------ Supplied material
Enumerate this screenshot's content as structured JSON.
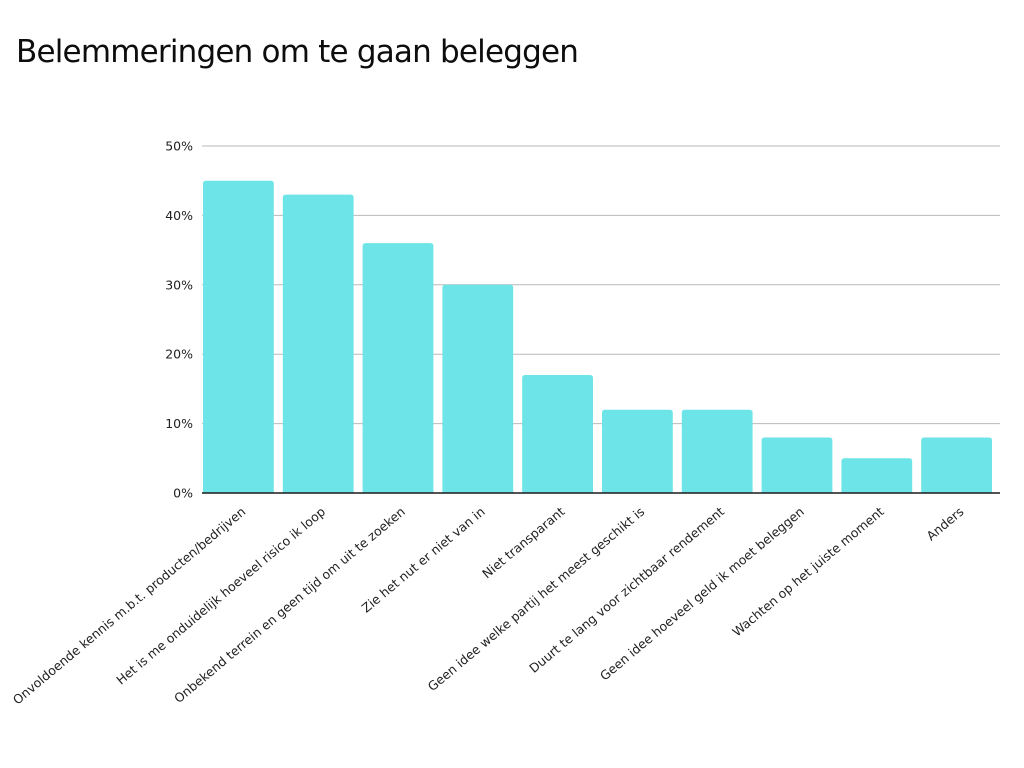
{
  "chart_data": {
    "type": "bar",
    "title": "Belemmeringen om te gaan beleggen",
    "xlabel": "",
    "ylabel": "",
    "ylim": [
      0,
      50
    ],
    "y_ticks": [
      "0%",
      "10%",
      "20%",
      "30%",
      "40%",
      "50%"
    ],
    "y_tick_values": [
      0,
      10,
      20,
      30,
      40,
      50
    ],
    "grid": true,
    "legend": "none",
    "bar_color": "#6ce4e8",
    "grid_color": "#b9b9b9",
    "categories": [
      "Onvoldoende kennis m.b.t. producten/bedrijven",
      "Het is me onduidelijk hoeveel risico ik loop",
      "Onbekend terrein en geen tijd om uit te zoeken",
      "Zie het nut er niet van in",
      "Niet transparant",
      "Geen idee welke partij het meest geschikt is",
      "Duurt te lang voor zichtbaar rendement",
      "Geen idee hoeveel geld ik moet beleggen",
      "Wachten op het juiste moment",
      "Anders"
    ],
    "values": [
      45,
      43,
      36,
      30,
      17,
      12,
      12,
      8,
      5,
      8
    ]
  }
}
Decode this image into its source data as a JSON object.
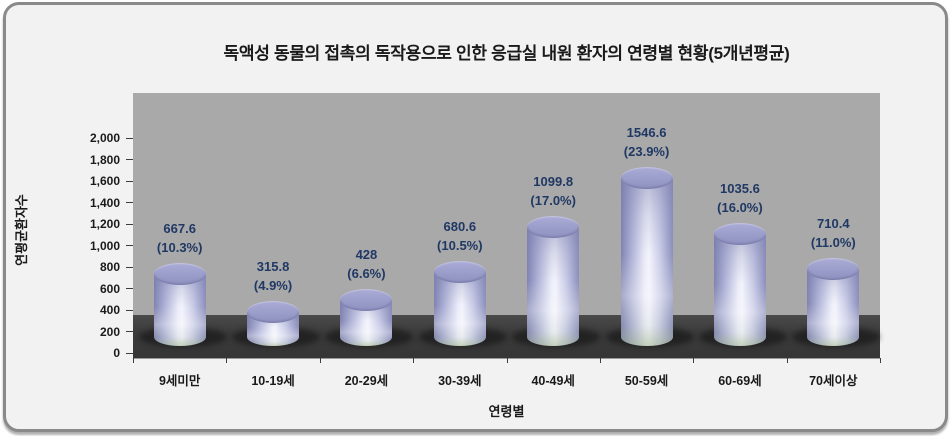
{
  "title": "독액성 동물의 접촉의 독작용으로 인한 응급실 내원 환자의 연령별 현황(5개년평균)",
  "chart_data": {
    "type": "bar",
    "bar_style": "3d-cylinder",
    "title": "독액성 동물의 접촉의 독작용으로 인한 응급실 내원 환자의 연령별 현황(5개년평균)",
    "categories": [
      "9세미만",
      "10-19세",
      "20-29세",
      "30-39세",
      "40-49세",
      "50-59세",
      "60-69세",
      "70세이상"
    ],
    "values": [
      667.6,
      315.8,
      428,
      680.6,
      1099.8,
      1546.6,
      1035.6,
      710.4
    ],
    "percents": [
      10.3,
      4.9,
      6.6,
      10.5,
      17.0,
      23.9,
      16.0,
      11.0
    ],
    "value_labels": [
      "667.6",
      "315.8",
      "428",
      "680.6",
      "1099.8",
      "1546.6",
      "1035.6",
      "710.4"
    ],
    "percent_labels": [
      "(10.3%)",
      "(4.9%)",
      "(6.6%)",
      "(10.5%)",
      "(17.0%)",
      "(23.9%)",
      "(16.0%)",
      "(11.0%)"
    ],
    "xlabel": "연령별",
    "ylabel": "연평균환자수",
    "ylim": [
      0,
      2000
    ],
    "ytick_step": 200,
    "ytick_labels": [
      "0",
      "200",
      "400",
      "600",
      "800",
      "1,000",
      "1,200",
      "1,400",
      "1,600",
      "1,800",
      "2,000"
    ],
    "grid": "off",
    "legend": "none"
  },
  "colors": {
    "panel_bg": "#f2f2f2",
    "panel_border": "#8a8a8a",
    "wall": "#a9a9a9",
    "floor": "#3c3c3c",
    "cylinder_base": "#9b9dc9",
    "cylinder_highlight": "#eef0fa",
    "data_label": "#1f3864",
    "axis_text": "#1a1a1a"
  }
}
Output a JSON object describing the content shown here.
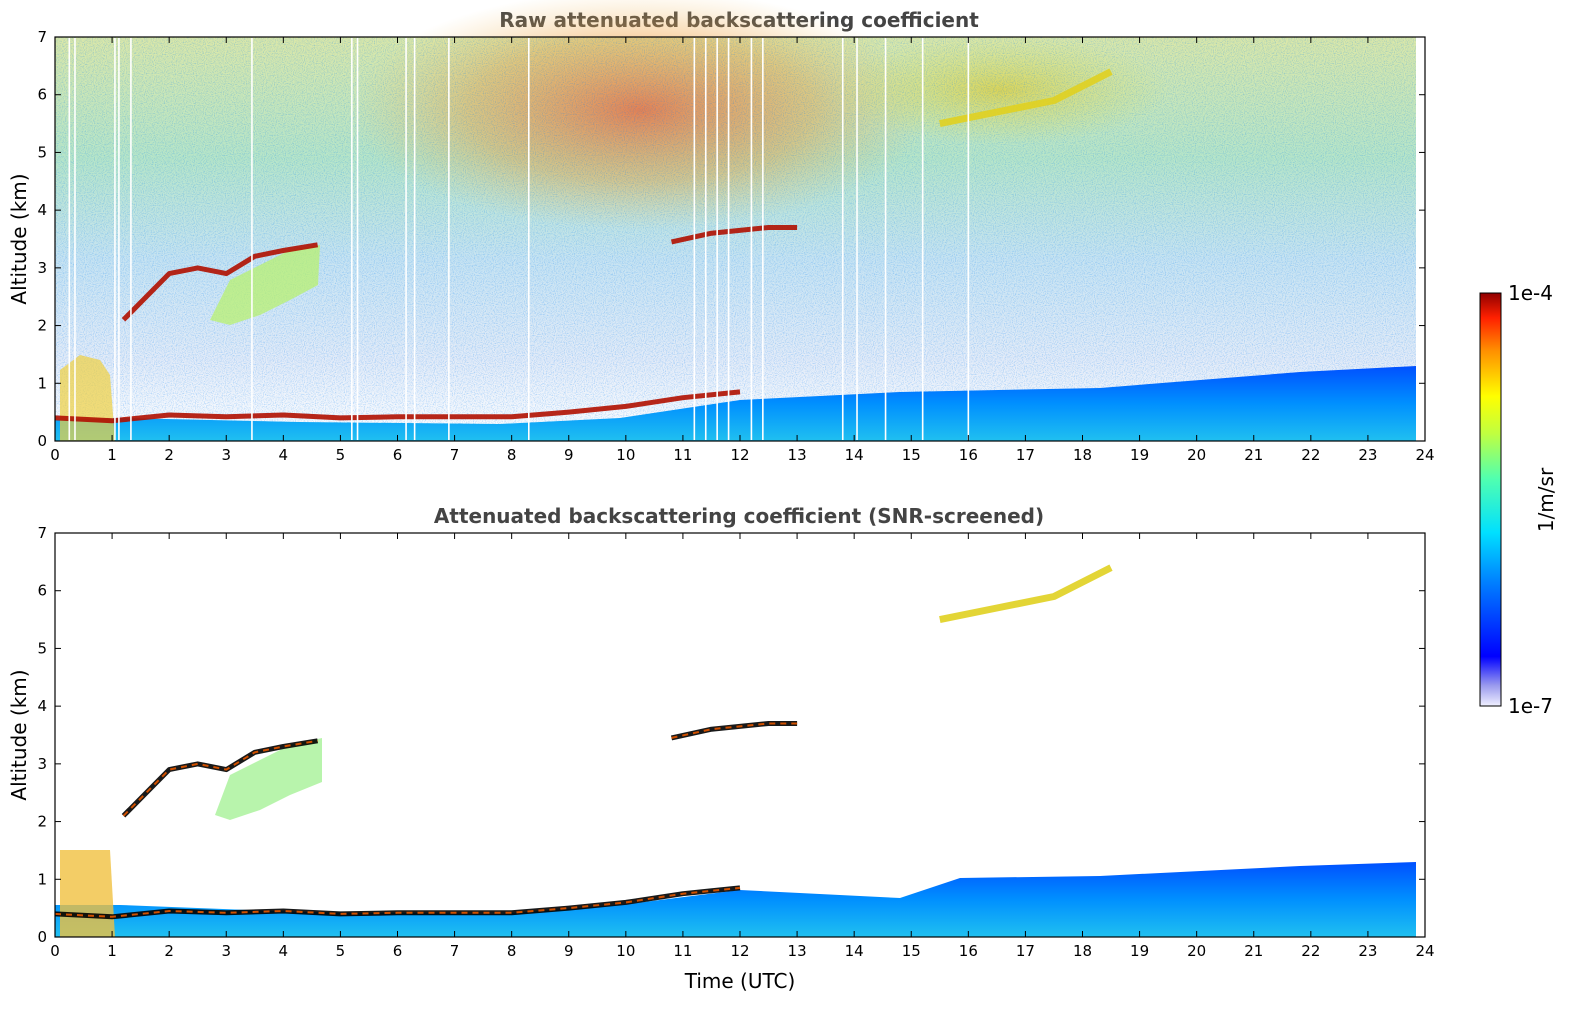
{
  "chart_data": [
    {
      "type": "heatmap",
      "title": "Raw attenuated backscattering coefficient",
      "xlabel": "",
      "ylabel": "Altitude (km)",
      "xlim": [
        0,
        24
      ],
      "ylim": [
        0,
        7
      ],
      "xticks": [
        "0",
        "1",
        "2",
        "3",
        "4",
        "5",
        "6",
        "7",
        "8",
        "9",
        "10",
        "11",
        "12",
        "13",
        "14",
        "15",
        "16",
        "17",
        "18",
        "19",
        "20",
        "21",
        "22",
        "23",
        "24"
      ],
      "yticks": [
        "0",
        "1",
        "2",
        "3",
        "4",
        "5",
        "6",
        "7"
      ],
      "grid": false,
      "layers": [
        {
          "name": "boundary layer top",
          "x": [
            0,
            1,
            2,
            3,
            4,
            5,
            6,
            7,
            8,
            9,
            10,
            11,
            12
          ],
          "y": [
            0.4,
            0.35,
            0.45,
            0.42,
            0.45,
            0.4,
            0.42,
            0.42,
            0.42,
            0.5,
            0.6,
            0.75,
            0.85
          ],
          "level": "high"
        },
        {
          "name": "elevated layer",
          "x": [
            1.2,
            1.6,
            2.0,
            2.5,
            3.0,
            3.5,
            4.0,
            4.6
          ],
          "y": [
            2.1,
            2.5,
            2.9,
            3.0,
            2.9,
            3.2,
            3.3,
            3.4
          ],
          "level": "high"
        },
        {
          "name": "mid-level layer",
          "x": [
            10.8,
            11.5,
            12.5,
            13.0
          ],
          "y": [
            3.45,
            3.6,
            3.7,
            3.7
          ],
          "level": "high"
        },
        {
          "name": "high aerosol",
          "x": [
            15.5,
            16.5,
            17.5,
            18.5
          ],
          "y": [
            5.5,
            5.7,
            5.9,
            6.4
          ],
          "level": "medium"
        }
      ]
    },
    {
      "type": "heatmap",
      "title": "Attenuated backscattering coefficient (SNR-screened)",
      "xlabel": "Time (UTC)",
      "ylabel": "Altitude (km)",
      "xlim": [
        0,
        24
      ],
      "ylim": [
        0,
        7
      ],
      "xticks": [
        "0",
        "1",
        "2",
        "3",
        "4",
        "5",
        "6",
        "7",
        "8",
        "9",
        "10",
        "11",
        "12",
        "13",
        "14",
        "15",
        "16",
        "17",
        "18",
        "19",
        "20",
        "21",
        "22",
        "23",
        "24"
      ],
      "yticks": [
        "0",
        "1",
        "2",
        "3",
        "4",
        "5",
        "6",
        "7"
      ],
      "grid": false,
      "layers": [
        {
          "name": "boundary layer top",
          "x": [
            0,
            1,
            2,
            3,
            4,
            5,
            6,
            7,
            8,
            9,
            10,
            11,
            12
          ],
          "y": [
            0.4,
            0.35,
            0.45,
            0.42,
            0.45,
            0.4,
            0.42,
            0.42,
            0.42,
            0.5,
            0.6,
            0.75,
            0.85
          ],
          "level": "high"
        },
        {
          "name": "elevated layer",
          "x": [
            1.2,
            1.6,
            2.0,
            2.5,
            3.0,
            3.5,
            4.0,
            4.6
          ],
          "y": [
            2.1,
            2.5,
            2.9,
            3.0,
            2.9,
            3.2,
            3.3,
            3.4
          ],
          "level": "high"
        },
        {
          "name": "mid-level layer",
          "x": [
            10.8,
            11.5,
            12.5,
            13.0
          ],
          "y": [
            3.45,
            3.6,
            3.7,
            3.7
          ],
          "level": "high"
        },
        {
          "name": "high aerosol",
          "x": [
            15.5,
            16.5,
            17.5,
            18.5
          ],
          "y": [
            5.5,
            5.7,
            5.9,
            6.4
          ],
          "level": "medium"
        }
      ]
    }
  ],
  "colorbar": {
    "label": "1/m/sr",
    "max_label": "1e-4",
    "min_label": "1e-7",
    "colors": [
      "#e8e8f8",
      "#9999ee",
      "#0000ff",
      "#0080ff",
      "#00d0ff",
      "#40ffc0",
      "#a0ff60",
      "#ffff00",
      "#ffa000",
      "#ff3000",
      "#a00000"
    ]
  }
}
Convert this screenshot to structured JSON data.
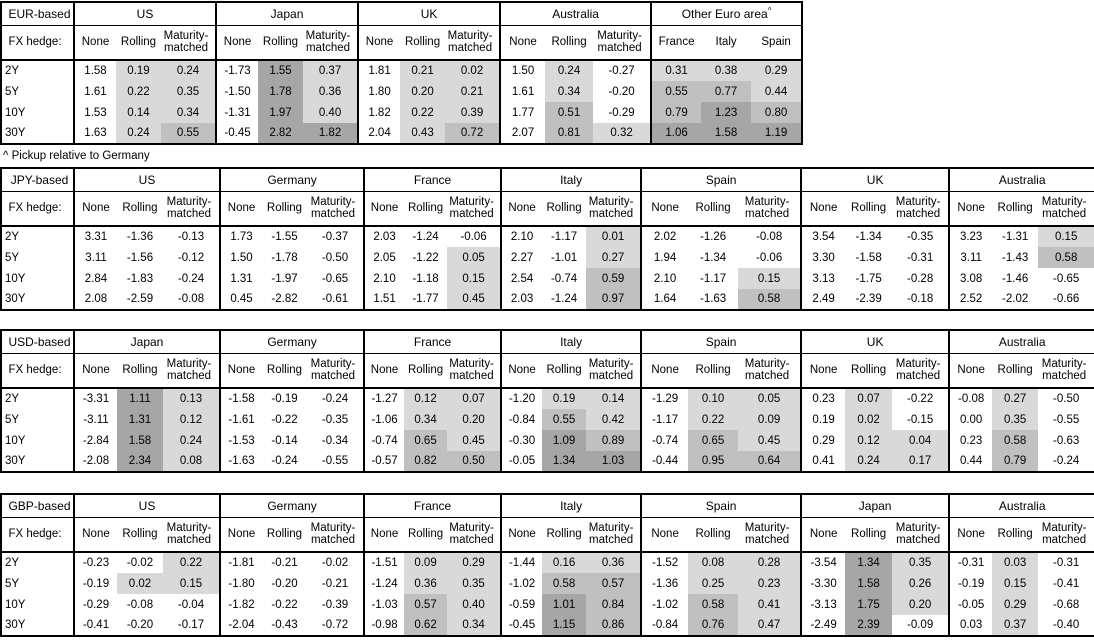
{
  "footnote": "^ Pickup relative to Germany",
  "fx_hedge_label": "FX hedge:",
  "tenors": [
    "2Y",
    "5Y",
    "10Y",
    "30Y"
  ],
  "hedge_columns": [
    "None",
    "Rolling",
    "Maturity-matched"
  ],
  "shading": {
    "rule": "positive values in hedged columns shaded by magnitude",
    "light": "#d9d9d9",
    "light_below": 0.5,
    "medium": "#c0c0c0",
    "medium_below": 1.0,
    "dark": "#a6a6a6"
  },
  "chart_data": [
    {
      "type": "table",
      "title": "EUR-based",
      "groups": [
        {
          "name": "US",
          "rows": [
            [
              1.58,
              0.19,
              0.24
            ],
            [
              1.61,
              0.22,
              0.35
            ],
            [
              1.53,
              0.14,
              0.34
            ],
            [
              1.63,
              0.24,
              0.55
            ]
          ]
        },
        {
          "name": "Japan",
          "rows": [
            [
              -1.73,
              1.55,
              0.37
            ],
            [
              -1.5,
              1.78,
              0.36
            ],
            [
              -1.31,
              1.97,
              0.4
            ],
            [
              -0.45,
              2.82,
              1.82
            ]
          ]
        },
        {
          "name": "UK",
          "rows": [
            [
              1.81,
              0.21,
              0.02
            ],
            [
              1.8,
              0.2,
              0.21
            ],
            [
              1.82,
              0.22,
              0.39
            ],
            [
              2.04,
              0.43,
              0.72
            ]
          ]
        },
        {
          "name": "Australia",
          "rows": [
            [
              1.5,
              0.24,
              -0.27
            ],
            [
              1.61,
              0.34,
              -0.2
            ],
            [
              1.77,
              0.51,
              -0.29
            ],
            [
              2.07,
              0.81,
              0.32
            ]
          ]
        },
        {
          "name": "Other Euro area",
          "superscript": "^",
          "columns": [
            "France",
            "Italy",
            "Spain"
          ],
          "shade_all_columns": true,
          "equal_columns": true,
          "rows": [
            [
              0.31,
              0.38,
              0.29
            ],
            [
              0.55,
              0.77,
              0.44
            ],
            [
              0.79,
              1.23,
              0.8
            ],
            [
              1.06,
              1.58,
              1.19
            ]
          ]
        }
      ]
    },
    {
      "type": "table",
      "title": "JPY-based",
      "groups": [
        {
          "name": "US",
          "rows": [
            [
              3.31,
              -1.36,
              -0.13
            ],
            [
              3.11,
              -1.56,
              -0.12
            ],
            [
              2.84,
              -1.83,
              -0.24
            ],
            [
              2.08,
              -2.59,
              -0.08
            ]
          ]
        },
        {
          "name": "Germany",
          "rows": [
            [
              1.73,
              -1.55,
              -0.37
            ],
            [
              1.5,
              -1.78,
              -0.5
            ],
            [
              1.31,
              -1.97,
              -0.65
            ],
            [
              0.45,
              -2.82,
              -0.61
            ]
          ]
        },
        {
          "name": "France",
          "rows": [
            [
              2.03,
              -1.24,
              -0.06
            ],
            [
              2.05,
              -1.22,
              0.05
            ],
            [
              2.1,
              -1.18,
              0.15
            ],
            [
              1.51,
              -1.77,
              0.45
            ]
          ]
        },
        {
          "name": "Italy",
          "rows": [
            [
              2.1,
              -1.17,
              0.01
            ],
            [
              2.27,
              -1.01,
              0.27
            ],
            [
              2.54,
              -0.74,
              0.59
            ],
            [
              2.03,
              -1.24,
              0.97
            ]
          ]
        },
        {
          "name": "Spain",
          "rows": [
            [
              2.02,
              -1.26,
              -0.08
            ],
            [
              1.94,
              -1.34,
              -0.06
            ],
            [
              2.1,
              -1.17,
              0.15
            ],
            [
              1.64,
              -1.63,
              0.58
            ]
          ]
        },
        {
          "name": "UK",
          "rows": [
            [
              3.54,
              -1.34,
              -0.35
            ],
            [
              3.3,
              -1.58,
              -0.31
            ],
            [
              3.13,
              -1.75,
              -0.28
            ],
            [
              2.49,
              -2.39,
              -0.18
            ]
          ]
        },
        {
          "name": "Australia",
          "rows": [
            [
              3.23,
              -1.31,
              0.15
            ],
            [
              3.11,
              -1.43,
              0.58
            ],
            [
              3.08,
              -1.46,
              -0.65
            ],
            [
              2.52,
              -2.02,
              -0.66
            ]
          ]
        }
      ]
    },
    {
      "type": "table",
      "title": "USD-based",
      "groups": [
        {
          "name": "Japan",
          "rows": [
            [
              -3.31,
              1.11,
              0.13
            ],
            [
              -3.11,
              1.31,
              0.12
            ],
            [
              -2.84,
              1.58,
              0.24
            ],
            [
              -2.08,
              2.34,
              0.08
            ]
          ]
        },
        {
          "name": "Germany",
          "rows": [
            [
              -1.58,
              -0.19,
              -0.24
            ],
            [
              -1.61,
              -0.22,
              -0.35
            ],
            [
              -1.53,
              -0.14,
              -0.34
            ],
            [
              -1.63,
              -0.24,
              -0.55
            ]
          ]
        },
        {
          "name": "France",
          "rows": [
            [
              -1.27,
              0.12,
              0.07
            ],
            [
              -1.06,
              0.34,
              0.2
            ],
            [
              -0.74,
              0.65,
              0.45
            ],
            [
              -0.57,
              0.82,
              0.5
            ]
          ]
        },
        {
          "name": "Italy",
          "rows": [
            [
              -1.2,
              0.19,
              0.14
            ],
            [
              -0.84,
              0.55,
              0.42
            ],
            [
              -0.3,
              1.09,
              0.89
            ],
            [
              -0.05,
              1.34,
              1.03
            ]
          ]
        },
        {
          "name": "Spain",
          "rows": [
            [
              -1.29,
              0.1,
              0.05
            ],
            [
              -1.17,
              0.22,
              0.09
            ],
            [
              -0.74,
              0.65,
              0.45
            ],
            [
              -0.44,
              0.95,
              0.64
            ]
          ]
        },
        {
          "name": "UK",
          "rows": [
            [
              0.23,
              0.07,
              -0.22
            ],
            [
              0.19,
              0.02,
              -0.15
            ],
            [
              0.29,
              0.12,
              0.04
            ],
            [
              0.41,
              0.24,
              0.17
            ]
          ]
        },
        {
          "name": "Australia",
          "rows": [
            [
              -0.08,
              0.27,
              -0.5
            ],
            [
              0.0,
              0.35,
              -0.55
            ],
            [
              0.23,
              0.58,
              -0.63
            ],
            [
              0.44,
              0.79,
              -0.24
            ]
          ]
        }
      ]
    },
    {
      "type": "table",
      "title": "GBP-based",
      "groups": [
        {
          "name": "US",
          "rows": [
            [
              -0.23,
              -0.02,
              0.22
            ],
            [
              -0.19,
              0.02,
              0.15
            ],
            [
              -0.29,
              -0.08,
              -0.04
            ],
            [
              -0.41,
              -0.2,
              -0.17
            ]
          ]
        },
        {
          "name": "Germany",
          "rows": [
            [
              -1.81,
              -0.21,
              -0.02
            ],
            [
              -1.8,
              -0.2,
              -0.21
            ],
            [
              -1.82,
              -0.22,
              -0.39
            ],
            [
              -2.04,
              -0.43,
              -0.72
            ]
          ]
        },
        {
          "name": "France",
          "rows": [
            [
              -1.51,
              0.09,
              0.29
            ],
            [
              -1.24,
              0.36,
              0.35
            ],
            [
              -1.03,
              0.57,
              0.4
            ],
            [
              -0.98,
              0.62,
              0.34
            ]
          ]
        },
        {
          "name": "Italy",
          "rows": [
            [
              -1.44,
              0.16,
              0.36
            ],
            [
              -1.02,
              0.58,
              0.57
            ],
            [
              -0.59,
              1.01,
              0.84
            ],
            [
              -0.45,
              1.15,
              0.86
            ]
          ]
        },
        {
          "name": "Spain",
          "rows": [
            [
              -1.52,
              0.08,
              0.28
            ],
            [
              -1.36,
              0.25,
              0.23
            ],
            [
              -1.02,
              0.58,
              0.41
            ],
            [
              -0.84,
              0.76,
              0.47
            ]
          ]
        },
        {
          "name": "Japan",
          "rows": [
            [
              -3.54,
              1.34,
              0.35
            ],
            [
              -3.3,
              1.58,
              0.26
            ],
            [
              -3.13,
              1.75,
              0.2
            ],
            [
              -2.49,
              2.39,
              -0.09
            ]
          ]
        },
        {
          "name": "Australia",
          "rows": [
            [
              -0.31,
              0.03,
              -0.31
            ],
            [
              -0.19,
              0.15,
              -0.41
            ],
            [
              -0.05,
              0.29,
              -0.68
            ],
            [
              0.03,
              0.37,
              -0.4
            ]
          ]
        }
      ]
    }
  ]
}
------------
Short problem: Pick out the lines that have the word "based". Copy them all.

Finished task:
      "title": "EUR-based",
      "title": "JPY-based",
      "title": "USD-based",
      "title": "GBP-based",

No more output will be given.